Rewrite every line of the records below with "table-cell" substituted by "grid-cell", leaving everything else unchanged.

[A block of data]
-- BEGIN --

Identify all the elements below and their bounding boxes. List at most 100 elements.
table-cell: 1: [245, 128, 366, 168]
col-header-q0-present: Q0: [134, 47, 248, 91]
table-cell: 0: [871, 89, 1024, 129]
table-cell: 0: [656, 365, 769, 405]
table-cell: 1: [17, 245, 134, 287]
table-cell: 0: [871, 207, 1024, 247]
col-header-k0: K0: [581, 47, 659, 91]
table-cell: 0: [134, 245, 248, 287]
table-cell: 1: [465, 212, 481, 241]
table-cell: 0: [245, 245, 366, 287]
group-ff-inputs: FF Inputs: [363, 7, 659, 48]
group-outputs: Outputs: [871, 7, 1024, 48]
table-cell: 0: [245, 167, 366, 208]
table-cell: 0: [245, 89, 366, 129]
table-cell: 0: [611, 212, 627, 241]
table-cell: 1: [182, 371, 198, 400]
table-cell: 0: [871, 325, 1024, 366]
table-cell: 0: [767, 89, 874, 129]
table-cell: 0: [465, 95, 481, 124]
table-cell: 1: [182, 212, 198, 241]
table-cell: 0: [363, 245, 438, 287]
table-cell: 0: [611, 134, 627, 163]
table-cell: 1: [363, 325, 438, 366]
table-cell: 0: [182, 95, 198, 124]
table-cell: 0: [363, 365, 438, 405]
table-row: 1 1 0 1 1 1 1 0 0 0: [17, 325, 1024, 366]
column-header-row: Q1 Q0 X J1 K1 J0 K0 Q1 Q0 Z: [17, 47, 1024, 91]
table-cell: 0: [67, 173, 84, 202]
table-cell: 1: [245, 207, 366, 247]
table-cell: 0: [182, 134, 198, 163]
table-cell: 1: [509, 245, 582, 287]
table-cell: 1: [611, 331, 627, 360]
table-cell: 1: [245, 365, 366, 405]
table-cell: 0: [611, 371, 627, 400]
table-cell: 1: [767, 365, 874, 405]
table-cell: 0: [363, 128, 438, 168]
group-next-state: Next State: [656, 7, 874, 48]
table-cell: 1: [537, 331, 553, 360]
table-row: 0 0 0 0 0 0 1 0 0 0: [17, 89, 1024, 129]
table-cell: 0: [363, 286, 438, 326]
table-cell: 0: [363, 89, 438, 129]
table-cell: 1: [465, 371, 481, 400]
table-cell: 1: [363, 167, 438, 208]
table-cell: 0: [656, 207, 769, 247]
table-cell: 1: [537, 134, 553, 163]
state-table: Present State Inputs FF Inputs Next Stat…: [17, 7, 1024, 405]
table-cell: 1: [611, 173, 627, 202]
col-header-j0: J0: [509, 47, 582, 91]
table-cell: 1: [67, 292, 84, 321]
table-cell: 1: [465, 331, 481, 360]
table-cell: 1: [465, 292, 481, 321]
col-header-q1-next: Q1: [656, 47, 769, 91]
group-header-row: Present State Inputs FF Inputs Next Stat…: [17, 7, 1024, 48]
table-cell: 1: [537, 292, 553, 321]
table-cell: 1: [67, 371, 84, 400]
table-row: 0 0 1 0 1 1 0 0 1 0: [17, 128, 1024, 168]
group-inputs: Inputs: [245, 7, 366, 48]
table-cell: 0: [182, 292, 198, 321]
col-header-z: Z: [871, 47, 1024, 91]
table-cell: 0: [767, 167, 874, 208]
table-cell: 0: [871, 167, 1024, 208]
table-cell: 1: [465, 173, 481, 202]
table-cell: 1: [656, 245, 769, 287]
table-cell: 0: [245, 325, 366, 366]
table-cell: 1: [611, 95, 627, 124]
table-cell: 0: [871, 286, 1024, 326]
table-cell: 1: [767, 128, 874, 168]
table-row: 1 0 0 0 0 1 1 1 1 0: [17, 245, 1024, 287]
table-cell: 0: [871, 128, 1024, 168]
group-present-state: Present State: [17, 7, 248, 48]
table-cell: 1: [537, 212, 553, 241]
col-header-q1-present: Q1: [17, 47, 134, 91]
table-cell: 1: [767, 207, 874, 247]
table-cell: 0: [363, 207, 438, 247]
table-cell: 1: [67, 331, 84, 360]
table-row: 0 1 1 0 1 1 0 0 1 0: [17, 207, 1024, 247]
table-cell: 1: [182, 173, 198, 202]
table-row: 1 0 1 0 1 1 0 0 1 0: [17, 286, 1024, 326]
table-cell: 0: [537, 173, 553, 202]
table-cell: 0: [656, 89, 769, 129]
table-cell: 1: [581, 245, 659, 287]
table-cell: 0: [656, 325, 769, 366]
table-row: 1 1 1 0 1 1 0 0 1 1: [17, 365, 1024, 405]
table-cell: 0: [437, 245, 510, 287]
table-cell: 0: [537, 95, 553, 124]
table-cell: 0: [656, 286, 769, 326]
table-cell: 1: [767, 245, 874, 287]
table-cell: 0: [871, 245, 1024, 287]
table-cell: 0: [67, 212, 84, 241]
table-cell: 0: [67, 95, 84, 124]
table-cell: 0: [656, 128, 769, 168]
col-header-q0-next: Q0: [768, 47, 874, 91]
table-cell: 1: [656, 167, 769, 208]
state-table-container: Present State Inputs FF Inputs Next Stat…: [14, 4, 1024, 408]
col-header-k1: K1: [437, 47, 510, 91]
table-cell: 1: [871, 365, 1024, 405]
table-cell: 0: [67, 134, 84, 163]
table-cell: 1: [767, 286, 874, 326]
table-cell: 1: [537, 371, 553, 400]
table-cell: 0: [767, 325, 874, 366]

-- END --

- **REPLY**:
Identify all the elements below and their bounding boxes. List at most 100 elements.
grid-cell: 1: [245, 128, 366, 168]
col-header-q0-present: Q0: [134, 47, 248, 91]
grid-cell: 0: [871, 89, 1024, 129]
grid-cell: 0: [656, 365, 769, 405]
grid-cell: 1: [17, 245, 134, 287]
grid-cell: 0: [871, 207, 1024, 247]
col-header-k0: K0: [581, 47, 659, 91]
grid-cell: 0: [134, 245, 248, 287]
grid-cell: 1: [465, 212, 481, 241]
grid-cell: 0: [245, 245, 366, 287]
group-ff-inputs: FF Inputs: [363, 7, 659, 48]
group-outputs: Outputs: [871, 7, 1024, 48]
grid-cell: 0: [245, 167, 366, 208]
grid-cell: 0: [245, 89, 366, 129]
grid-cell: 0: [611, 212, 627, 241]
grid-cell: 1: [182, 371, 198, 400]
grid-cell: 0: [871, 325, 1024, 366]
grid-cell: 0: [767, 89, 874, 129]
grid-cell: 0: [465, 95, 481, 124]
grid-cell: 1: [182, 212, 198, 241]
grid-cell: 0: [363, 245, 438, 287]
grid-cell: 0: [611, 134, 627, 163]
grid-cell: 1: [363, 325, 438, 366]
grid-cell: 0: [182, 95, 198, 124]
grid-cell: 0: [363, 365, 438, 405]
table-row: 1 1 0 1 1 1 1 0 0 0: [17, 325, 1024, 366]
column-header-row: Q1 Q0 X J1 K1 J0 K0 Q1 Q0 Z: [17, 47, 1024, 91]
grid-cell: 0: [67, 173, 84, 202]
grid-cell: 1: [245, 207, 366, 247]
grid-cell: 0: [182, 134, 198, 163]
grid-cell: 1: [509, 245, 582, 287]
grid-cell: 1: [611, 331, 627, 360]
grid-cell: 1: [245, 365, 366, 405]
grid-cell: 0: [611, 371, 627, 400]
grid-cell: 1: [767, 365, 874, 405]
grid-cell: 0: [363, 128, 438, 168]
group-next-state: Next State: [656, 7, 874, 48]
grid-cell: 1: [537, 331, 553, 360]
table-row: 0 0 0 0 0 0 1 0 0 0: [17, 89, 1024, 129]
grid-cell: 0: [363, 286, 438, 326]
grid-cell: 0: [363, 89, 438, 129]
grid-cell: 1: [465, 371, 481, 400]
grid-cell: 1: [363, 167, 438, 208]
grid-cell: 0: [656, 207, 769, 247]
grid-cell: 1: [537, 134, 553, 163]
state-table: Present State Inputs FF Inputs Next Stat…: [17, 7, 1024, 405]
grid-cell: 1: [611, 173, 627, 202]
col-header-j0: J0: [509, 47, 582, 91]
grid-cell: 1: [67, 292, 84, 321]
grid-cell: 1: [465, 331, 481, 360]
grid-cell: 1: [465, 292, 481, 321]
col-header-q1-next: Q1: [656, 47, 769, 91]
group-header-row: Present State Inputs FF Inputs Next Stat…: [17, 7, 1024, 48]
grid-cell: 1: [537, 292, 553, 321]
grid-cell: 1: [67, 371, 84, 400]
table-row: 0 0 1 0 1 1 0 0 1 0: [17, 128, 1024, 168]
group-inputs: Inputs: [245, 7, 366, 48]
grid-cell: 0: [182, 292, 198, 321]
col-header-z: Z: [871, 47, 1024, 91]
grid-cell: 0: [767, 167, 874, 208]
grid-cell: 0: [871, 167, 1024, 208]
grid-cell: 1: [465, 173, 481, 202]
grid-cell: 1: [656, 245, 769, 287]
grid-cell: 0: [245, 325, 366, 366]
grid-cell: 1: [611, 95, 627, 124]
grid-cell: 0: [871, 286, 1024, 326]
grid-cell: 1: [767, 128, 874, 168]
table-row: 1 0 0 0 0 1 1 1 1 0: [17, 245, 1024, 287]
grid-cell: 0: [871, 128, 1024, 168]
group-present-state: Present State: [17, 7, 248, 48]
grid-cell: 1: [537, 212, 553, 241]
col-header-q1-present: Q1: [17, 47, 134, 91]
grid-cell: 1: [767, 207, 874, 247]
grid-cell: 0: [363, 207, 438, 247]
grid-cell: 1: [67, 331, 84, 360]
table-row: 0 1 1 0 1 1 0 0 1 0: [17, 207, 1024, 247]
grid-cell: 1: [182, 173, 198, 202]
table-row: 1 0 1 0 1 1 0 0 1 0: [17, 286, 1024, 326]
grid-cell: 0: [537, 173, 553, 202]
grid-cell: 0: [656, 89, 769, 129]
grid-cell: 1: [581, 245, 659, 287]
grid-cell: 0: [656, 325, 769, 366]
table-row: 1 1 1 0 1 1 0 0 1 1: [17, 365, 1024, 405]
grid-cell: 0: [437, 245, 510, 287]
grid-cell: 0: [537, 95, 553, 124]
grid-cell: 0: [656, 286, 769, 326]
grid-cell: 1: [767, 245, 874, 287]
grid-cell: 0: [871, 245, 1024, 287]
grid-cell: 0: [67, 212, 84, 241]
grid-cell: 0: [67, 95, 84, 124]
grid-cell: 0: [656, 128, 769, 168]
col-header-q0-next: Q0: [768, 47, 874, 91]
grid-cell: 1: [656, 167, 769, 208]
state-table-container: Present State Inputs FF Inputs Next Stat…: [14, 4, 1024, 408]
col-header-k1: K1: [437, 47, 510, 91]
grid-cell: 1: [871, 365, 1024, 405]
grid-cell: 0: [67, 134, 84, 163]
grid-cell: 1: [767, 286, 874, 326]
grid-cell: 1: [537, 371, 553, 400]
grid-cell: 0: [767, 325, 874, 366]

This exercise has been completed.